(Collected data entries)
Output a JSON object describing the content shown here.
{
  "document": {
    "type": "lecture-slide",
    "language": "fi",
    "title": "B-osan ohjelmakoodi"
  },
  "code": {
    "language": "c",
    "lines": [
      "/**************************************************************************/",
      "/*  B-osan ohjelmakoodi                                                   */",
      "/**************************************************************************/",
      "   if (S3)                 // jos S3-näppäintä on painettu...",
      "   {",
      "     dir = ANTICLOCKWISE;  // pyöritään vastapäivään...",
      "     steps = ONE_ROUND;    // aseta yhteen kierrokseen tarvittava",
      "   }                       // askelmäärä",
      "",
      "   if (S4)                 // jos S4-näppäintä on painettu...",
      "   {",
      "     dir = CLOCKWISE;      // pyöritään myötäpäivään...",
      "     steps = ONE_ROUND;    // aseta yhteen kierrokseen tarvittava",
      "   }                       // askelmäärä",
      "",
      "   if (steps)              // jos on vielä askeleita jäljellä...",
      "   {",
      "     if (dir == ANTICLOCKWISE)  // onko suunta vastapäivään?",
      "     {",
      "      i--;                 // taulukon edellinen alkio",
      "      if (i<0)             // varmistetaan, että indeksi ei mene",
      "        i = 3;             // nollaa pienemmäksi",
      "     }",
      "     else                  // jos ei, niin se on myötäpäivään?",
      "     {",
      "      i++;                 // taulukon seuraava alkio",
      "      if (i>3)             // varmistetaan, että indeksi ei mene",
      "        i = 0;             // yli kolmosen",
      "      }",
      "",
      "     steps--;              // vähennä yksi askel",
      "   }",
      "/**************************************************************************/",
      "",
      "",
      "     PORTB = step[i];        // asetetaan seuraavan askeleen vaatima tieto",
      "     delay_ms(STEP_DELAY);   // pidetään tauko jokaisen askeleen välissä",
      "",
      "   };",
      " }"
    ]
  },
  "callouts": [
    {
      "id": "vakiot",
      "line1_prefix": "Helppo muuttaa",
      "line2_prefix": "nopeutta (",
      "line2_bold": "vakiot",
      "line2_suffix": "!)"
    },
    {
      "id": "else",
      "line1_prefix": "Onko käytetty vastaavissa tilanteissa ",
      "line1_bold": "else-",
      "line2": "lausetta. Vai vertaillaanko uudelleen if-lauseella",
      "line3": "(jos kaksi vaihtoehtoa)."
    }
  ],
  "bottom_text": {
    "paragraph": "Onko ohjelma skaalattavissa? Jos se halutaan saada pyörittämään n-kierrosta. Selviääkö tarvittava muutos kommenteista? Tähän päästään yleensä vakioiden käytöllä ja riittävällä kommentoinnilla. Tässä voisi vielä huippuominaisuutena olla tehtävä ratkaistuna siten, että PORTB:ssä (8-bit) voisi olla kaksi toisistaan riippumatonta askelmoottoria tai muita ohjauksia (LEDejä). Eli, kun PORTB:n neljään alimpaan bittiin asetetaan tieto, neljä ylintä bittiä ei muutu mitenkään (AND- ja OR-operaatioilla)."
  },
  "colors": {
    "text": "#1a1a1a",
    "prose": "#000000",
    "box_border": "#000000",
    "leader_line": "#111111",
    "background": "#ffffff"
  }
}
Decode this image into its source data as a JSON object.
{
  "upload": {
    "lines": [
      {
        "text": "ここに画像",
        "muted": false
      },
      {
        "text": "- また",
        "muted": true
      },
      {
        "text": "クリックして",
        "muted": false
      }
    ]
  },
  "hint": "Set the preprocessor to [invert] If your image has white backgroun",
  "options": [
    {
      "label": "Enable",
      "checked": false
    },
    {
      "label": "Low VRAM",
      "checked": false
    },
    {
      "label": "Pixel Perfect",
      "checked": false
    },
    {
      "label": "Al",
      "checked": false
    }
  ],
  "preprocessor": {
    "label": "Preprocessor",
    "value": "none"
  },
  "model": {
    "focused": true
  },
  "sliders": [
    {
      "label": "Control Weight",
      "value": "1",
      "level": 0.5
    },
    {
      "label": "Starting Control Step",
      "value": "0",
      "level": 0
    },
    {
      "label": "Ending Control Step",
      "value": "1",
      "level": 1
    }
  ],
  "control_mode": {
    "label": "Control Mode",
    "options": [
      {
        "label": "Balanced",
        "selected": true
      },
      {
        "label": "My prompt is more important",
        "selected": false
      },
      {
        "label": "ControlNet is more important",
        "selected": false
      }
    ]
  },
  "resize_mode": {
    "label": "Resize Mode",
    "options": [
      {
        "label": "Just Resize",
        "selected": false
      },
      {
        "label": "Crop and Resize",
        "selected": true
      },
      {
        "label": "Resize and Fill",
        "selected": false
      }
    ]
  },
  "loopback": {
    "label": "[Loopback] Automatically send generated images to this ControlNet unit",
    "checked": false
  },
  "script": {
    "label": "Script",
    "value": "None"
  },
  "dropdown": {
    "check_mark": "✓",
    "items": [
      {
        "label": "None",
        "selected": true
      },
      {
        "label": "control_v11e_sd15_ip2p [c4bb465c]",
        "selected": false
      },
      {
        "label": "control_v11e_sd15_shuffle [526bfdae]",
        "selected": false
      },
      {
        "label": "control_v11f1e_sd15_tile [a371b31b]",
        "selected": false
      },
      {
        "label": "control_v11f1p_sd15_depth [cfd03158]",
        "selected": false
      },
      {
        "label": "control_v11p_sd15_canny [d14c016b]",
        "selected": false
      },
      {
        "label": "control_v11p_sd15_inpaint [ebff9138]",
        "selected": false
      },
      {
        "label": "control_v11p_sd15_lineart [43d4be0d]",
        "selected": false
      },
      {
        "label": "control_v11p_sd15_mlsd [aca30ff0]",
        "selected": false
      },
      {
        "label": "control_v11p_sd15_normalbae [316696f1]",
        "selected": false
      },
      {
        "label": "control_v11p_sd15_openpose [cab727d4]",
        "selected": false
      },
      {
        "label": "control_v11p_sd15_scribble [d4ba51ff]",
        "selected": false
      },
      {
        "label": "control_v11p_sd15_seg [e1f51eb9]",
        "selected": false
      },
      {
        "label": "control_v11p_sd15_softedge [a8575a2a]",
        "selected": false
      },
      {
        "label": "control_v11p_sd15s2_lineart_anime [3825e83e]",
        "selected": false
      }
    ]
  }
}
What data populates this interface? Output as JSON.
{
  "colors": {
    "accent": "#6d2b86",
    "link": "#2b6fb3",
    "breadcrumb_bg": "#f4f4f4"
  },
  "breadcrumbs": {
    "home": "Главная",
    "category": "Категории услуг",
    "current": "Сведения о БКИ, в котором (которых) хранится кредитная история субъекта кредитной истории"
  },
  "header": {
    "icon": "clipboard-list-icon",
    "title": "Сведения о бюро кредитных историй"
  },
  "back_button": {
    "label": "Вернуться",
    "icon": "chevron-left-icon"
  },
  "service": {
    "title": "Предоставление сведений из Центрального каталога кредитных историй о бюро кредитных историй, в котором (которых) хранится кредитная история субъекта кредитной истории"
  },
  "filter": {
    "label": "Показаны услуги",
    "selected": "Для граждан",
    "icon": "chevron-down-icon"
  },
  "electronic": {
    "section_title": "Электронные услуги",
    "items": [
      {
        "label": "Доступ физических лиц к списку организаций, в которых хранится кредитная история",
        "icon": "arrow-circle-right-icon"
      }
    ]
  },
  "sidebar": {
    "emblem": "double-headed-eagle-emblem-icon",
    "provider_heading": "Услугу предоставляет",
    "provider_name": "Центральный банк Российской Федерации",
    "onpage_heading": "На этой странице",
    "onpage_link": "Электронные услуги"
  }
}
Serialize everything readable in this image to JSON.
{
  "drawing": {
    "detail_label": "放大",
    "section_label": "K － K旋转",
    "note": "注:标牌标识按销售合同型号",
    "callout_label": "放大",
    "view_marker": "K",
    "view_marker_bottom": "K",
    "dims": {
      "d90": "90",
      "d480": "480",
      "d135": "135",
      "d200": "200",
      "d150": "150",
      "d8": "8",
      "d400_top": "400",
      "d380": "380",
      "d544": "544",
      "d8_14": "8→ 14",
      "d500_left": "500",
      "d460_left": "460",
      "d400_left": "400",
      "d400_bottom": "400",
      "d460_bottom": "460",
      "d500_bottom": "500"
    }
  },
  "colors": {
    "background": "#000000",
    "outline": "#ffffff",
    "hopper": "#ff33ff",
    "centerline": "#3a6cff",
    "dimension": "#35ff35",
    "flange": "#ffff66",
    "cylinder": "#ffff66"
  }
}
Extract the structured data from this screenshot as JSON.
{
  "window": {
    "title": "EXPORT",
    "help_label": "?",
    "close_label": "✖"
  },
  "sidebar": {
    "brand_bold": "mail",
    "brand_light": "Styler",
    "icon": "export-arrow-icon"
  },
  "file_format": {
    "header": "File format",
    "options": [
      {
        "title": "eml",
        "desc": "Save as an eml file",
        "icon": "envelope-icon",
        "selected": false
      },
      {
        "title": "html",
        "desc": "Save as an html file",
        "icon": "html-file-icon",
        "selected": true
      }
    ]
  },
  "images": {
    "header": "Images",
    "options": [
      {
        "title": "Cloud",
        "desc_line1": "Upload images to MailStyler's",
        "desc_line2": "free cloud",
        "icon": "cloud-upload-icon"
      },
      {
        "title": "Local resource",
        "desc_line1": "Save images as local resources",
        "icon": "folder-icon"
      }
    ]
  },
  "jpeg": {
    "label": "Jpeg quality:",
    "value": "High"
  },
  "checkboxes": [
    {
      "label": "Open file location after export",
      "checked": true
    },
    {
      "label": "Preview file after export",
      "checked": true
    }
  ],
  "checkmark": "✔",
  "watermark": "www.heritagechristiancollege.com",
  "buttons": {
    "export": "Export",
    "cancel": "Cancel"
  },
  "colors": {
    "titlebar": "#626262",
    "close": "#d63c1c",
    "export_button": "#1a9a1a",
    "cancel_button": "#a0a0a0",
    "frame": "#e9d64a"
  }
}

What this task involves ->
Return each line with "история".

Solution ->
    "current": "Сведения о БКИ, в котором (которых) хранится кредитная история субъекта кредитной истории"
    "title": "Предоставление сведений из Центрального каталога кредитных историй о бюро кредитных историй, в котором (которых) хранится кредитная история субъекта кредитной истории"
        "label": "Доступ физических лиц к списку организаций, в которых хранится кредитная история",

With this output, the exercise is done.